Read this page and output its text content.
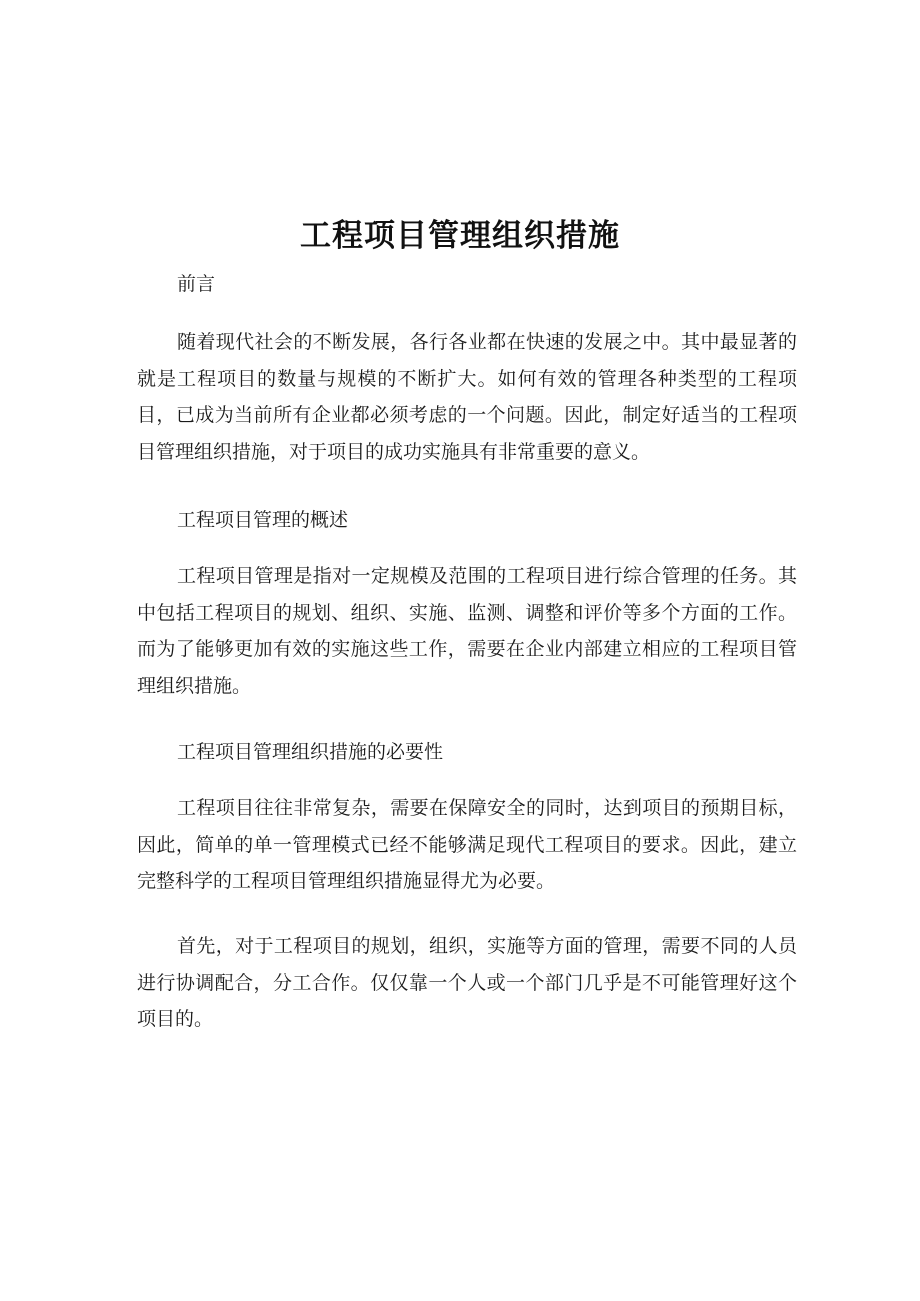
工程项目管理组织措施

前言

随着现代社会的不断发展，各行各业都在快速的发展之中。其中最显著的就是工程项目的数量与规模的不断扩大。如何有效的管理各种类型的工程项目，已成为当前所有企业都必须考虑的一个问题。因此，制定好适当的工程项目管理组织措施，对于项目的成功实施具有非常重要的意义。

工程项目管理的概述

工程项目管理是指对一定规模及范围的工程项目进行综合管理的任务。其中包括工程项目的规划、组织、实施、监测、调整和评价等多个方面的工作。而为了能够更加有效的实施这些工作，需要在企业内部建立相应的工程项目管理组织措施。

工程项目管理组织措施的必要性

工程项目往往非常复杂，需要在保障安全的同时，达到项目的预期目标，因此，简单的单一管理模式已经不能够满足现代工程项目的要求。因此，建立完整科学的工程项目管理组织措施显得尤为必要。

首先，对于工程项目的规划，组织，实施等方面的管理，需要不同的人员进行协调配合，分工合作。仅仅靠一个人或一个部门几乎是不可能管理好这个项目的。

● Instructions to follow:
Pictures are to be left out; all else in the entries above is to be quoted exactly.

● Answer to the problem:
Read this page and output its text content.
工程项目管理组织措施

前言

随着现代社会的不断发展，各行各业都在快速的发展之中。其中最显著的就是工程项目的数量与规模的不断扩大。如何有效的管理各种类型的工程项目，已成为当前所有企业都必须考虑的一个问题。因此，制定好适当的工程项目管理组织措施，对于项目的成功实施具有非常重要的意义。

工程项目管理的概述

工程项目管理是指对一定规模及范围的工程项目进行综合管理的任务。其中包括工程项目的规划、组织、实施、监测、调整和评价等多个方面的工作。而为了能够更加有效的实施这些工作，需要在企业内部建立相应的工程项目管理组织措施。

工程项目管理组织措施的必要性

工程项目往往非常复杂，需要在保障安全的同时，达到项目的预期目标，因此，简单的单一管理模式已经不能够满足现代工程项目的要求。因此，建立完整科学的工程项目管理组织措施显得尤为必要。

首先，对于工程项目的规划，组织，实施等方面的管理，需要不同的人员进行协调配合，分工合作。仅仅靠一个人或一个部门几乎是不可能管理好这个项目的。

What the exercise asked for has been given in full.